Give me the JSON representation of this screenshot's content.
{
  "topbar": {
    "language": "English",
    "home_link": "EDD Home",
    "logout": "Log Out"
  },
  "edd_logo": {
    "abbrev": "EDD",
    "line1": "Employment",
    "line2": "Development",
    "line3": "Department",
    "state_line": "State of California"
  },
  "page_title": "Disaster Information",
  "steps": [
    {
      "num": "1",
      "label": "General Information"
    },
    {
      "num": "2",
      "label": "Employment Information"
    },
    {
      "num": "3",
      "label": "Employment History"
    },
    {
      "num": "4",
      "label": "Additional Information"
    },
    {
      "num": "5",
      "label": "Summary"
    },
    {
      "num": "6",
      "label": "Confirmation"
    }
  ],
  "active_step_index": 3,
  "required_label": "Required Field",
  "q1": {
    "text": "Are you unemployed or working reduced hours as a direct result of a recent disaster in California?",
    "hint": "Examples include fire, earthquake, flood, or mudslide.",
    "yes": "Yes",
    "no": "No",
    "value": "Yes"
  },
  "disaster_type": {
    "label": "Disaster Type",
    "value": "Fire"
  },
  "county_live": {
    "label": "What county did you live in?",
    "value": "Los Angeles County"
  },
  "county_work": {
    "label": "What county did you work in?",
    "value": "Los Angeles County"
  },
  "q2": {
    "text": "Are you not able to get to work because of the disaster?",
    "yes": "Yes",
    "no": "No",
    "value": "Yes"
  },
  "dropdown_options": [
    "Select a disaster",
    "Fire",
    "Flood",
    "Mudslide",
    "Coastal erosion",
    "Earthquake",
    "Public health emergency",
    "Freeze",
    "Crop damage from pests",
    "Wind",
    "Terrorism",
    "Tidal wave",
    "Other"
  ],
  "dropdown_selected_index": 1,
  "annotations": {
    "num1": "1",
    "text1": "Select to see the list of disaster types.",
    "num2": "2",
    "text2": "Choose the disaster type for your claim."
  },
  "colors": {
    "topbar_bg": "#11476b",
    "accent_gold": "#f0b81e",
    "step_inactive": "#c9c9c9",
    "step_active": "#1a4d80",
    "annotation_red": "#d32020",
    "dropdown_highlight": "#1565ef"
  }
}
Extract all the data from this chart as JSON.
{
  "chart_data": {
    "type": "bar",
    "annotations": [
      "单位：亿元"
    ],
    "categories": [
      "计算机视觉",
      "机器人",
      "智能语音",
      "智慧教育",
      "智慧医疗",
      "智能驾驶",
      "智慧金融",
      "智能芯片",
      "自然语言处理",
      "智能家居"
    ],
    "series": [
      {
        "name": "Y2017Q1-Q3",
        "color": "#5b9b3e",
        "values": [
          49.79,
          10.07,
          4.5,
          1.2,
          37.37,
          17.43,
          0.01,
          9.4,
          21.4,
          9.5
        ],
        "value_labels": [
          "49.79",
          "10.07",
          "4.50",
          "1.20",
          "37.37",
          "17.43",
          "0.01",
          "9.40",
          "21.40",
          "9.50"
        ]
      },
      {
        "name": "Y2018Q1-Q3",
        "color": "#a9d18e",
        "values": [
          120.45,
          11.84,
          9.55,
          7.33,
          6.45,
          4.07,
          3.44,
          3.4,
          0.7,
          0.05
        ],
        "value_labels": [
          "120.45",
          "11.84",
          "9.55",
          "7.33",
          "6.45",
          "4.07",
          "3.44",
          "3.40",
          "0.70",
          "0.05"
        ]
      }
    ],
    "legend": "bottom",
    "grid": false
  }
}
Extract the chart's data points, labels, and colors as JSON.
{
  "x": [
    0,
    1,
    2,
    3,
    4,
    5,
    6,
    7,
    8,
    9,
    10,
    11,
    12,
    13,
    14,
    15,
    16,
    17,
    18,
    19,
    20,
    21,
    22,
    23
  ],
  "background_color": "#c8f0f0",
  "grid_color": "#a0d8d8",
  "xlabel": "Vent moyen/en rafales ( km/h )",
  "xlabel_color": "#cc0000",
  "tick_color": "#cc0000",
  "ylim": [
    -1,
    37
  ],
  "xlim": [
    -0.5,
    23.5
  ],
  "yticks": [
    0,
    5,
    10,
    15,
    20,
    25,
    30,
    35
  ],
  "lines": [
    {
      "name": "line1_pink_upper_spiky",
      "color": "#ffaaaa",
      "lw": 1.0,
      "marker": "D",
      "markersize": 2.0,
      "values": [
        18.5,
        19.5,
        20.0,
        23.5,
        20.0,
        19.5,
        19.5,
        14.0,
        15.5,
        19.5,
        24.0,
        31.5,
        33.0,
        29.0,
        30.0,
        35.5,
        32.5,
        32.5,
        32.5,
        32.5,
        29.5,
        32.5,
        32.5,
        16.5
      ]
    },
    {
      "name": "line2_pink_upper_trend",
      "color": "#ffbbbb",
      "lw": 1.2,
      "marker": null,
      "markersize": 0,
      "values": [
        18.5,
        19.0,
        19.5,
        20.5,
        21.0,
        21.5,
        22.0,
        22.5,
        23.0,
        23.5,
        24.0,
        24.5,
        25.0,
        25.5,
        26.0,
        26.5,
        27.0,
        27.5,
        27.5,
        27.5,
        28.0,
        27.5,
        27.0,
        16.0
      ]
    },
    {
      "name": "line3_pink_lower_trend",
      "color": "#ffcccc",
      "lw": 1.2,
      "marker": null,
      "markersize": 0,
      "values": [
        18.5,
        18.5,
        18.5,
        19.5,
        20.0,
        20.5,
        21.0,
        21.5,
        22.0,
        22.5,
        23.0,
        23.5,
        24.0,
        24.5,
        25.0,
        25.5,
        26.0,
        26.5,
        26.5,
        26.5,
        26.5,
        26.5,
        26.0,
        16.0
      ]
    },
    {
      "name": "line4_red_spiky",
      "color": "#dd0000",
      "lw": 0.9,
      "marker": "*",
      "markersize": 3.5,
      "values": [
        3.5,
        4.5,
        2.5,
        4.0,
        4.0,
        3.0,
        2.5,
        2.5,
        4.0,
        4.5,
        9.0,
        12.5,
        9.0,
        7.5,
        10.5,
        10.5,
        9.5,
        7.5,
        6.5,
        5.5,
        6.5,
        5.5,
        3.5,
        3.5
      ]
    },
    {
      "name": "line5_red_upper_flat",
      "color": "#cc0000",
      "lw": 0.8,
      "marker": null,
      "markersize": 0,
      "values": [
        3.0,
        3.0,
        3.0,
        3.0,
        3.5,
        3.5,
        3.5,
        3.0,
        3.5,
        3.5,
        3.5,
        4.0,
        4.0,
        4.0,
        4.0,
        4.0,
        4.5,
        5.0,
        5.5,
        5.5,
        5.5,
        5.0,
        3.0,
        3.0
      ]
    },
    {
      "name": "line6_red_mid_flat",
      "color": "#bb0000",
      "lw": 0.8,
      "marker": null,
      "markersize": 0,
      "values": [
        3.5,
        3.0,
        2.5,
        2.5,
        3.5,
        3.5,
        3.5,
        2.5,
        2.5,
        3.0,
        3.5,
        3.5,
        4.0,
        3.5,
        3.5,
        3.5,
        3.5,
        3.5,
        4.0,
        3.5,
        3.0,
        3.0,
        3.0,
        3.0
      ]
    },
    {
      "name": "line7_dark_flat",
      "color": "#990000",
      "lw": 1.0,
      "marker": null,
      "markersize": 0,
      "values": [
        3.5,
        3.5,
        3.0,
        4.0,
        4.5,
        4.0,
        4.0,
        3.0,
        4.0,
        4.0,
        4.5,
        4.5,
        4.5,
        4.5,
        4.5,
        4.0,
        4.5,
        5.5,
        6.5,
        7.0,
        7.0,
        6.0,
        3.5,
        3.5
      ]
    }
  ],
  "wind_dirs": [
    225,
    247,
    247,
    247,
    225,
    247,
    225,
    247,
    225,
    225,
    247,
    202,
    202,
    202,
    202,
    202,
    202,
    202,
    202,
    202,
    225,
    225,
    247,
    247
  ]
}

::::::

* JOB
Take each line of the material that contains the word "colors" and list it.

* EXERCISE ANSWER
  "colors": {
Extract the chart's data points, labels, and colors as JSON.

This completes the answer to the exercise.